| INSTRUCTIONS FOR THE TASK |
Transcribe every entry word for word, leaving out all images.

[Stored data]
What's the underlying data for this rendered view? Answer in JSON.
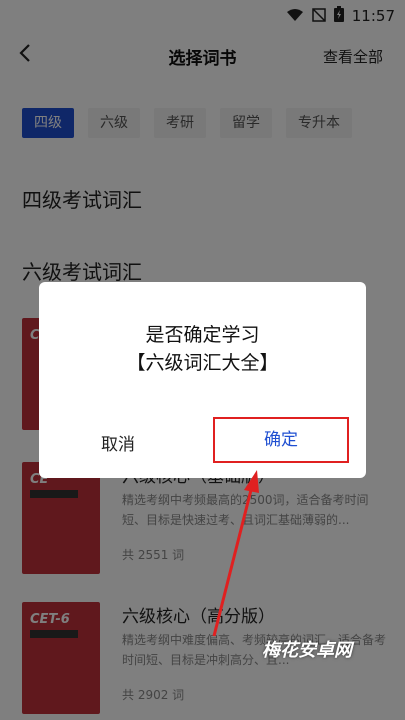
{
  "status": {
    "time": "11:57",
    "icons": [
      "wifi-icon",
      "signal-off-icon",
      "battery-icon"
    ]
  },
  "header": {
    "title": "选择词书",
    "view_all": "查看全部",
    "back_icon": "chevron-left-icon"
  },
  "tabs": [
    {
      "label": "四级",
      "active": true
    },
    {
      "label": "六级",
      "active": false
    },
    {
      "label": "考研",
      "active": false
    },
    {
      "label": "留学",
      "active": false
    },
    {
      "label": "专升本",
      "active": false
    }
  ],
  "sections": {
    "cet4": "四级考试词汇",
    "cet6": "六级考试词汇"
  },
  "books": [
    {
      "cover_title": "C",
      "title": "",
      "desc": "",
      "count": ""
    },
    {
      "cover_title": "CE",
      "title": "六级核心（基础版）",
      "desc": "精选考纲中考频最高的2500词，适合备考时间短、目标是快速过考、且词汇基础薄弱的...",
      "count": "共 2551 词"
    },
    {
      "cover_title": "CET-6",
      "title": "六级核心（高分版）",
      "desc": "精选考纲中难度偏高、考频较高的词汇，适合备考时间短、目标是冲刺高分、且...",
      "count": "共 2902 词"
    }
  ],
  "dialog": {
    "line1": "是否确定学习",
    "line2": "【六级词汇大全】",
    "cancel": "取消",
    "confirm": "确定"
  },
  "colors": {
    "accent": "#1f4fd1",
    "highlight": "#e02020",
    "cover": "#c0303b"
  },
  "watermark": "梅花安卓网"
}
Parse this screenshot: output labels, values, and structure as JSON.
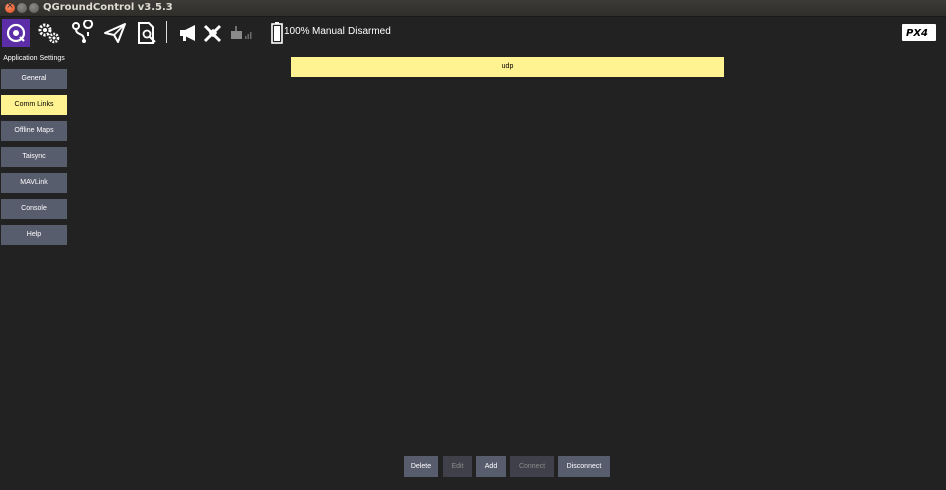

| WRITTEN SOLUTION |
What's the underlying data for this rendered view? Answer in JSON.
{
  "status": {
    "time": "11:57",
    "icons": [
      "wifi-icon",
      "signal-off-icon",
      "battery-icon"
    ]
  },
  "header": {
    "title": "选择词书",
    "view_all": "查看全部",
    "back_icon": "chevron-left-icon"
  },
  "tabs": [
    {
      "label": "四级",
      "active": true
    },
    {
      "label": "六级",
      "active": false
    },
    {
      "label": "考研",
      "active": false
    },
    {
      "label": "留学",
      "active": false
    },
    {
      "label": "专升本",
      "active": false
    }
  ],
  "sections": {
    "cet4": "四级考试词汇",
    "cet6": "六级考试词汇"
  },
  "books": [
    {
      "cover_title": "C",
      "title": "",
      "desc": "",
      "count": ""
    },
    {
      "cover_title": "CE",
      "title": "六级核心（基础版）",
      "desc": "精选考纲中考频最高的2500词，适合备考时间短、目标是快速过考、且词汇基础薄弱的...",
      "count": "共 2551 词"
    },
    {
      "cover_title": "CET-6",
      "title": "六级核心（高分版）",
      "desc": "精选考纲中难度偏高、考频较高的词汇，适合备考时间短、目标是冲刺高分、且...",
      "count": "共 2902 词"
    }
  ],
  "dialog": {
    "line1": "是否确定学习",
    "line2": "【六级词汇大全】",
    "cancel": "取消",
    "confirm": "确定"
  },
  "colors": {
    "accent": "#1f4fd1",
    "highlight": "#e02020",
    "cover": "#c0303b"
  },
  "watermark": "梅花安卓网"
}
Parse this screenshot: output labels, values, and structure as JSON.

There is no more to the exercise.